Input data ::

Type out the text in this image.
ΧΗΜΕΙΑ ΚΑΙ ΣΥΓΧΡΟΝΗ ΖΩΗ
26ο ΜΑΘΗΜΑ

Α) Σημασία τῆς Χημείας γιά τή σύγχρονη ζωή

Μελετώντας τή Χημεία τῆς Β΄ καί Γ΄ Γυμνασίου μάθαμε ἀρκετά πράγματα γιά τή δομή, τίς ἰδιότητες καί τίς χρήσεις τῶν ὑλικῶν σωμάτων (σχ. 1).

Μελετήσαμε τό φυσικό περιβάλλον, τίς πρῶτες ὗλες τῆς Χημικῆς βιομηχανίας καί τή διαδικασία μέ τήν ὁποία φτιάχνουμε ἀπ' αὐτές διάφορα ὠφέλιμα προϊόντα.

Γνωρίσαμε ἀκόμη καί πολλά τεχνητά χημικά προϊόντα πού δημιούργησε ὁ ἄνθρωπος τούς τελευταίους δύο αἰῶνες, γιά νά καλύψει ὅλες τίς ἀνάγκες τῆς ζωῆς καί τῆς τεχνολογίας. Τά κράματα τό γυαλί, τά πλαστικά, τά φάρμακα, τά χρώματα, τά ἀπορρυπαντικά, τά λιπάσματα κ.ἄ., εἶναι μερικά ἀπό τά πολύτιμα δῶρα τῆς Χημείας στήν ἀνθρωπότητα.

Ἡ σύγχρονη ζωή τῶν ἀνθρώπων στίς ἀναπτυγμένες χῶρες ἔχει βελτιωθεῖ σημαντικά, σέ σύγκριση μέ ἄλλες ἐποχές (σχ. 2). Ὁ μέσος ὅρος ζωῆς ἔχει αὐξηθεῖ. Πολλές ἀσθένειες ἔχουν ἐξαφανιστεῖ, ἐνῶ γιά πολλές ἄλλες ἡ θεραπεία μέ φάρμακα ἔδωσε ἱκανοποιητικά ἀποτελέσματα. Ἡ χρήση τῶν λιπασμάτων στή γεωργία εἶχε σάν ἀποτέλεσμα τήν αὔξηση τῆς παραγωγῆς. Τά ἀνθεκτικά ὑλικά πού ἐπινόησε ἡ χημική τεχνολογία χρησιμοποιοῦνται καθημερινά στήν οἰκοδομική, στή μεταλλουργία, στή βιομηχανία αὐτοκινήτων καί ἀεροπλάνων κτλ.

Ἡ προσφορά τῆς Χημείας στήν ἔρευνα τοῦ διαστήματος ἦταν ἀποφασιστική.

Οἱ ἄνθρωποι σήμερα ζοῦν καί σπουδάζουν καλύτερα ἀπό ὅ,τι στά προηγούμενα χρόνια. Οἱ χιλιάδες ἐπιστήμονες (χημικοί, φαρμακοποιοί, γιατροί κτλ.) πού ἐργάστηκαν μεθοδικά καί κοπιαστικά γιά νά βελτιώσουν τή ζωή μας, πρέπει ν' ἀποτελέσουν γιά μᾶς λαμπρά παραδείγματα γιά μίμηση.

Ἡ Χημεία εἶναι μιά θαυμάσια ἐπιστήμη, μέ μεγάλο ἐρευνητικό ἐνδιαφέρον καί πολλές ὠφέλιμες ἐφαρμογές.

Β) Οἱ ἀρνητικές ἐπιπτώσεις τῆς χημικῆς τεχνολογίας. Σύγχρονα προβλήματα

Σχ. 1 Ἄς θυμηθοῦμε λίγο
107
--
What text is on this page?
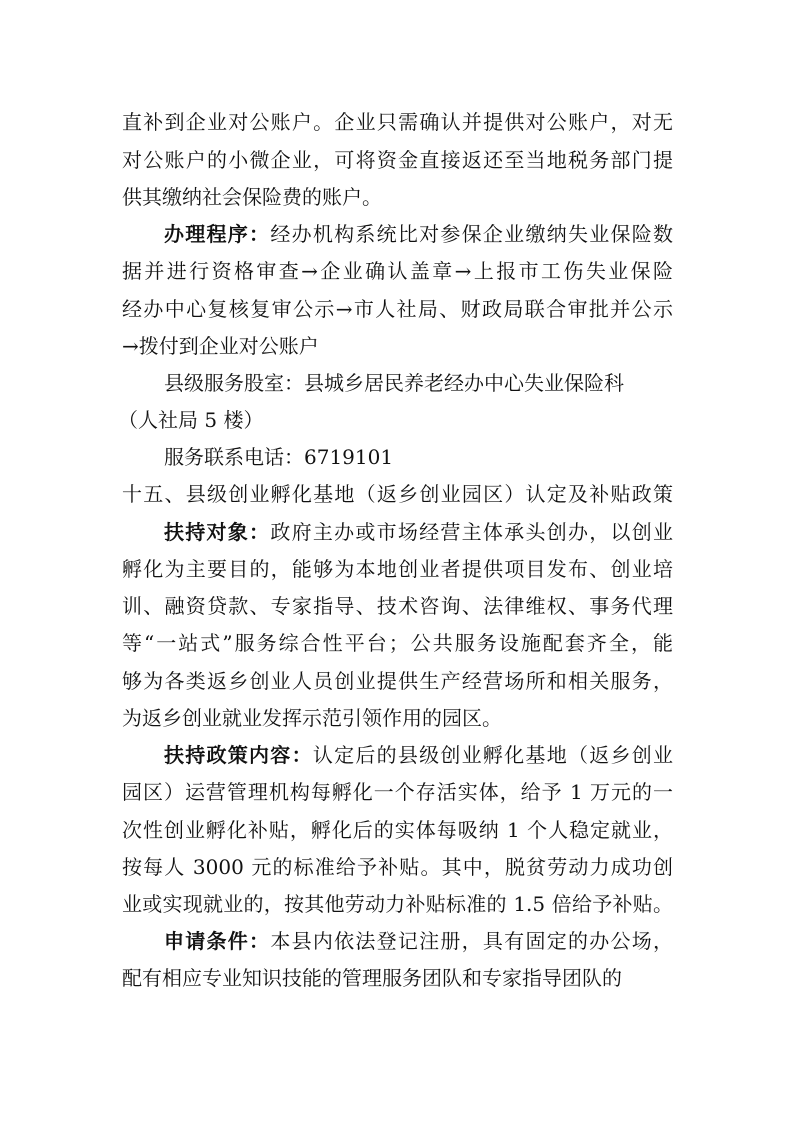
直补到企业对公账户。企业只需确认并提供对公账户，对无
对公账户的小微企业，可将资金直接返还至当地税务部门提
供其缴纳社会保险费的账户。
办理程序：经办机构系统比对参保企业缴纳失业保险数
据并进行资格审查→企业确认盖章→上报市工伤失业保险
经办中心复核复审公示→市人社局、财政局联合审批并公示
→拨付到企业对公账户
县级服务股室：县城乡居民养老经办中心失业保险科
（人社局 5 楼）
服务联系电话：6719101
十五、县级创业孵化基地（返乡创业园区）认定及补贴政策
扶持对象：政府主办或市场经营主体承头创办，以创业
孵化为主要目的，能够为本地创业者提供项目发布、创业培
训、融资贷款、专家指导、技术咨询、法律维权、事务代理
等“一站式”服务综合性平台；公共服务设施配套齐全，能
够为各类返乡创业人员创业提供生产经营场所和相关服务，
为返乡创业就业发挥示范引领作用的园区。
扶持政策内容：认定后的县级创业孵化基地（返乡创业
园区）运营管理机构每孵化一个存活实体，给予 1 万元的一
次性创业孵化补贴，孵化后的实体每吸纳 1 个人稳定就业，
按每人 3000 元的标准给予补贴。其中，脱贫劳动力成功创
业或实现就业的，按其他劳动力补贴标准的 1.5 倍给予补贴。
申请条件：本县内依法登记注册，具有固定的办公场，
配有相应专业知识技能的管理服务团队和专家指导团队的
==
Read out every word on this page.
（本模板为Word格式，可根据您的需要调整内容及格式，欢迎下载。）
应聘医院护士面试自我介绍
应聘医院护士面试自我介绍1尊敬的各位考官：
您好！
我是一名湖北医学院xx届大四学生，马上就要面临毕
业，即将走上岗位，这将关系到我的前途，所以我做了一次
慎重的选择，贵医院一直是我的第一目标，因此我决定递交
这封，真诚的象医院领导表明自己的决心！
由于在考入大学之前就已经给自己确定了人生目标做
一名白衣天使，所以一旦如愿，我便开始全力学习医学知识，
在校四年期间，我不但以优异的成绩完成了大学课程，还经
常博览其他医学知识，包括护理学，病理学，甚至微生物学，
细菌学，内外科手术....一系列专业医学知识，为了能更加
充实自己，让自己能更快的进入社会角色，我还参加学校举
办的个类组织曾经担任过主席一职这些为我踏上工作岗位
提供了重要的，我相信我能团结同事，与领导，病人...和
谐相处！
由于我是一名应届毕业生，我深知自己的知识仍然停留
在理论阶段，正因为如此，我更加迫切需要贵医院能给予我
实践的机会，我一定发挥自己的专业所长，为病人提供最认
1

Your objective :: Identify lines with the string "this". Copy each one.

Task solution ::
Type out the text in this image.
What text is on this page?
Read out every word on this page.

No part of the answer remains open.